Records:
□ □ □ □

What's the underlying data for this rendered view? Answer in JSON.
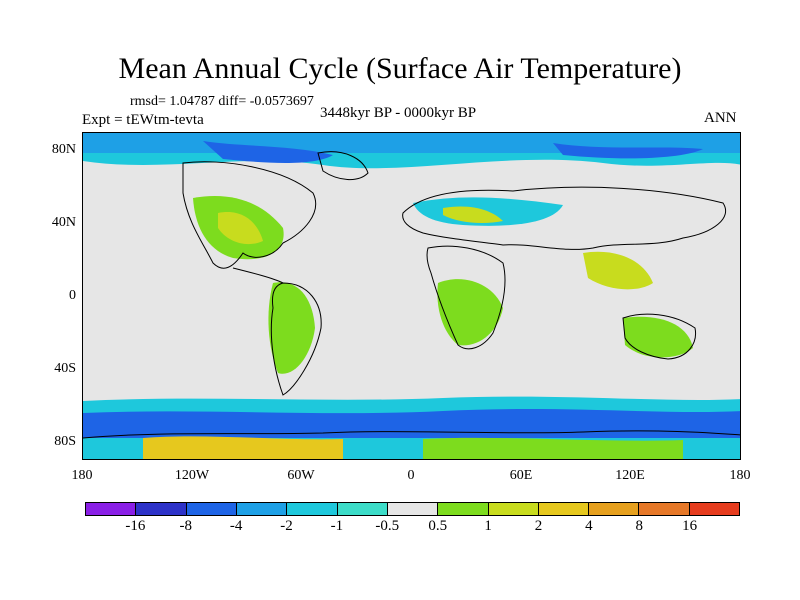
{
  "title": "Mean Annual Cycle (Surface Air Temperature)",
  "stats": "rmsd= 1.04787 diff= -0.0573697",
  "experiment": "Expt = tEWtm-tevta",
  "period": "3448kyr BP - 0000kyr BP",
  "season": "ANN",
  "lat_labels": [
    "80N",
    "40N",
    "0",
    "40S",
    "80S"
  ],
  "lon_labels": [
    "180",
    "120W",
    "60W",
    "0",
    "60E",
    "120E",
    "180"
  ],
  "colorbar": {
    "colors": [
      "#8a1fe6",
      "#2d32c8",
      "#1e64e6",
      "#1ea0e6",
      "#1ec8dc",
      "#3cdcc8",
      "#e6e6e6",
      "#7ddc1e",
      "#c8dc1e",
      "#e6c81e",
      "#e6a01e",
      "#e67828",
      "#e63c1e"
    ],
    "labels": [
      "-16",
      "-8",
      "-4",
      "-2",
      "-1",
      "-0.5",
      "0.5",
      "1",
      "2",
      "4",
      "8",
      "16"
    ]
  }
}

□ □ □ □

(What you should do)
Restate the data above word for word. Skip every picture.

(Task answer)
What's the underlying data for this rendered view? Answer in JSON.
{
  "title": "Mean Annual Cycle (Surface Air Temperature)",
  "stats": "rmsd= 1.04787 diff= -0.0573697",
  "experiment": "Expt = tEWtm-tevta",
  "period": "3448kyr BP - 0000kyr BP",
  "season": "ANN",
  "lat_labels": [
    "80N",
    "40N",
    "0",
    "40S",
    "80S"
  ],
  "lon_labels": [
    "180",
    "120W",
    "60W",
    "0",
    "60E",
    "120E",
    "180"
  ],
  "colorbar": {
    "colors": [
      "#8a1fe6",
      "#2d32c8",
      "#1e64e6",
      "#1ea0e6",
      "#1ec8dc",
      "#3cdcc8",
      "#e6e6e6",
      "#7ddc1e",
      "#c8dc1e",
      "#e6c81e",
      "#e6a01e",
      "#e67828",
      "#e63c1e"
    ],
    "labels": [
      "-16",
      "-8",
      "-4",
      "-2",
      "-1",
      "-0.5",
      "0.5",
      "1",
      "2",
      "4",
      "8",
      "16"
    ]
  }
}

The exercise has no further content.